# Problem description
Go on with the passage below about the Topper sportswear brand, starting after its final sentence.

# Exercise text
During the 1980s Topper became one of the most important sportswear brands in Argentina, signing deals with clubs such as Independiente, Ferro Carril Oeste and Estudiantes de La Plata. Most of those teams won several championships (not only in football but in basketball) during that era.

In recent years, Topper supplied garments for the basketball and volleyball national teams. The company also signed new contracts with former teams Independiente and Estudiantes and made new agreements with football teams Racing and Newell's Old Boys and rugby union clubs San Isidro and Hindú.

The brand was also the official supplier for the Argentina national rugby union team (known as Los Pumas) from 2000 to 2003.

In 2007 Alpargatas Argentina was sold to São Paulo Alpargatas (owner of Topper in Brazil), then a Camargo Correa group company.

# Data

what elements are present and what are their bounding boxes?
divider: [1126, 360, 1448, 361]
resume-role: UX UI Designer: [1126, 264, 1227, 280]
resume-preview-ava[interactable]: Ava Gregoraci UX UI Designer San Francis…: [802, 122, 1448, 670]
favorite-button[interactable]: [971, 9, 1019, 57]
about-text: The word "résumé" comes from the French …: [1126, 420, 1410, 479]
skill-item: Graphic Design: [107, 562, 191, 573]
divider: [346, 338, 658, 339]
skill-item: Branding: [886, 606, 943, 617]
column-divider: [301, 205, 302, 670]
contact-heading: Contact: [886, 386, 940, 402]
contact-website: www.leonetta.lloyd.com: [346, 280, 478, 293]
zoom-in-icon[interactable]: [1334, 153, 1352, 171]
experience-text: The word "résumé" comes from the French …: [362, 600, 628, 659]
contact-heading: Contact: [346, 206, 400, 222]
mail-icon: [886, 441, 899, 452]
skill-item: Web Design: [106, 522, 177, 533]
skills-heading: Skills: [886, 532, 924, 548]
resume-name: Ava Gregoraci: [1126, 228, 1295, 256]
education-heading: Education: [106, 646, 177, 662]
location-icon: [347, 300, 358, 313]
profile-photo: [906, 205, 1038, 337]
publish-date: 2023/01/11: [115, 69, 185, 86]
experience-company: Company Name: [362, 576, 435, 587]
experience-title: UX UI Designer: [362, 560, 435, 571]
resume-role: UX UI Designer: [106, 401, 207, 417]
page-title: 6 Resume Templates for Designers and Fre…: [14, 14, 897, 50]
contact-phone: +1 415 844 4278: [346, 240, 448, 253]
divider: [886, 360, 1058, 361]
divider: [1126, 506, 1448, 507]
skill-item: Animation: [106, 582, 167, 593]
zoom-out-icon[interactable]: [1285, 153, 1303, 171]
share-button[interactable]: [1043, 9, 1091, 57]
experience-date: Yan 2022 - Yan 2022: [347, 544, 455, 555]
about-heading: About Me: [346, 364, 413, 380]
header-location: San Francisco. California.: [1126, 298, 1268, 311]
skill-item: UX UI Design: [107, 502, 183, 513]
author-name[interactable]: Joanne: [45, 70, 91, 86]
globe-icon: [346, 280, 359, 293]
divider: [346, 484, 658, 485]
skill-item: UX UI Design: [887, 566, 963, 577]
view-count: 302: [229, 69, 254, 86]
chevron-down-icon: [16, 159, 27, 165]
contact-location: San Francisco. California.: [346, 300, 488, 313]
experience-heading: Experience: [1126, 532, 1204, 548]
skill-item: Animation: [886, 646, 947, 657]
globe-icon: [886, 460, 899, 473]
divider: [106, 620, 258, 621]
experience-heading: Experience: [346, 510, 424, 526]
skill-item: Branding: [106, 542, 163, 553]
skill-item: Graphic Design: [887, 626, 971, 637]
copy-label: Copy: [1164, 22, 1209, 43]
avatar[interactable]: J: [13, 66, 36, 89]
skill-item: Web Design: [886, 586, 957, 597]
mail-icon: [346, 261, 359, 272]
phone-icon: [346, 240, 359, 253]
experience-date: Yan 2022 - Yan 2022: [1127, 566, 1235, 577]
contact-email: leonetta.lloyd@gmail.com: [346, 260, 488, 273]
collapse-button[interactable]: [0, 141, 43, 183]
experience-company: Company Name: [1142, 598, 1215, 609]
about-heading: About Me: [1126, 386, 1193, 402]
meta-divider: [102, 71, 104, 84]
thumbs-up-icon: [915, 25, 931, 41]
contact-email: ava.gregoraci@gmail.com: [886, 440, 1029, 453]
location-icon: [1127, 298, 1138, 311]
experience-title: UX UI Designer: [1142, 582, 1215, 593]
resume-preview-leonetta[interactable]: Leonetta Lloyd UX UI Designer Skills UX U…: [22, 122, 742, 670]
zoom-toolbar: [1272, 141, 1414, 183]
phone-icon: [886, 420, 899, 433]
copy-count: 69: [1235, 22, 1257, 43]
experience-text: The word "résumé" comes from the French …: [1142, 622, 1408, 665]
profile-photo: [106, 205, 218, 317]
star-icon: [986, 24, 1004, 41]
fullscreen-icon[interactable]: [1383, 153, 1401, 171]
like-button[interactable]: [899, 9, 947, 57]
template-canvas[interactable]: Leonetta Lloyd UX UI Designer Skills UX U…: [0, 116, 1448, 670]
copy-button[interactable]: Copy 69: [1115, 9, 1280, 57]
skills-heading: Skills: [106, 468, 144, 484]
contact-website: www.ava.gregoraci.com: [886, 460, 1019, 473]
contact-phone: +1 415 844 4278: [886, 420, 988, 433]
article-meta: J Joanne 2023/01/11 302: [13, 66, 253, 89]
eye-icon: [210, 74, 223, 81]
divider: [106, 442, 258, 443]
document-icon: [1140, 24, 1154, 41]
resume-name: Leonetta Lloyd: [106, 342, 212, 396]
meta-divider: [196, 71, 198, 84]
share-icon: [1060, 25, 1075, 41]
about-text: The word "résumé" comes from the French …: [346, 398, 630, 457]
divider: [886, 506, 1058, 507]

# Exercise answer
In 2012 Topper brought a lawsuit against club Estudiantes de La Plata for $13 million. The brand accused Estudiantes of "breach of contract" due to the club had switched to German company Adidas in 2011, while the deal with Topper was still active. Adidas and Estudiantes had signed for US$3 million for 3 years. Topper alleged that there was a clause stating that Estudiantes was forced to continue being sponsored by Topper if other brands offered the same amount of money to be their uniform supplier.

In 2018, Alpargatas Brazil sold the brand Topper to BRS Comercio e Industria de Material Esportivo SA for a total of R$40 million. BRS is a holding company composed by a group of investors led by Carlos Wizard Martins. The contract signed included the license for the use of the brand "Topper" in the US and China.

== Products ==
The following chart contains all the product lines by Topper in Argentina and Brazil.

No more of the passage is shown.